**EXERCISE TASK**
The listing below is to be output in its exact form.

**DATASET EXCERPTS**
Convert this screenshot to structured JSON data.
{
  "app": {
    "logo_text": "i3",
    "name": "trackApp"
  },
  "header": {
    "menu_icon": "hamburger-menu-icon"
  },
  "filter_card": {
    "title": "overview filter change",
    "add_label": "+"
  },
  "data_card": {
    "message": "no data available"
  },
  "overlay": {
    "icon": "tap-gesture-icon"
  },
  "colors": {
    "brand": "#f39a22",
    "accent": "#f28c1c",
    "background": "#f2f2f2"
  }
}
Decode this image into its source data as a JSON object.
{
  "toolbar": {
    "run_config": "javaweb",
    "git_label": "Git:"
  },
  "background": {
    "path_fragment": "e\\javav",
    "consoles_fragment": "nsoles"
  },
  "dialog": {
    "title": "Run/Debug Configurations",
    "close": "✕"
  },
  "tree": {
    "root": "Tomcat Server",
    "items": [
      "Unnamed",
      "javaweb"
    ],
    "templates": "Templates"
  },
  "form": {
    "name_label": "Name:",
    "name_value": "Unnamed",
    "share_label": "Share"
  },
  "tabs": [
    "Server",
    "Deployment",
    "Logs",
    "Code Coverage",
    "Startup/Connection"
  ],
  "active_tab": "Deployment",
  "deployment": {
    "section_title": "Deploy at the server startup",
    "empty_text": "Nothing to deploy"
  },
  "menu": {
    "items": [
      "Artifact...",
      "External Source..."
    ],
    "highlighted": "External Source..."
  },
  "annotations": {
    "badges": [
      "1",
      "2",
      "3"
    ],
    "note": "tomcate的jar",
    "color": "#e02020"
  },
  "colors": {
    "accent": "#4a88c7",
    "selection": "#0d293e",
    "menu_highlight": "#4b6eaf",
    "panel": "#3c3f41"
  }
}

**ANSWER FOR THE TASK**
Convert this screenshot to structured JSON data.
{
  "app": {
    "logo_text": "i3",
    "name": "trackApp"
  },
  "header": {
    "menu_icon": "hamburger-menu-icon"
  },
  "filter_card": {
    "title": "overview filter change",
    "add_label": "+"
  },
  "data_card": {
    "message": "no data available"
  },
  "overlay": {
    "icon": "tap-gesture-icon"
  },
  "colors": {
    "brand": "#f39a22",
    "accent": "#f28c1c",
    "background": "#f2f2f2"
  }
}
Decode this image into its source data as a JSON object.
{
  "toolbar": {
    "run_config": "javaweb",
    "git_label": "Git:"
  },
  "background": {
    "path_fragment": "e\\javav",
    "consoles_fragment": "nsoles"
  },
  "dialog": {
    "title": "Run/Debug Configurations",
    "close": "✕"
  },
  "tree": {
    "root": "Tomcat Server",
    "items": [
      "Unnamed",
      "javaweb"
    ],
    "templates": "Templates"
  },
  "form": {
    "name_label": "Name:",
    "name_value": "Unnamed",
    "share_label": "Share"
  },
  "tabs": [
    "Server",
    "Deployment",
    "Logs",
    "Code Coverage",
    "Startup/Connection"
  ],
  "active_tab": "Deployment",
  "deployment": {
    "section_title": "Deploy at the server startup",
    "empty_text": "Nothing to deploy"
  },
  "menu": {
    "items": [
      "Artifact...",
      "External Source..."
    ],
    "highlighted": "External Source..."
  },
  "annotations": {
    "badges": [
      "1",
      "2",
      "3"
    ],
    "note": "tomcate的jar",
    "color": "#e02020"
  },
  "colors": {
    "accent": "#4a88c7",
    "selection": "#0d293e",
    "menu_highlight": "#4b6eaf",
    "panel": "#3c3f41"
  }
}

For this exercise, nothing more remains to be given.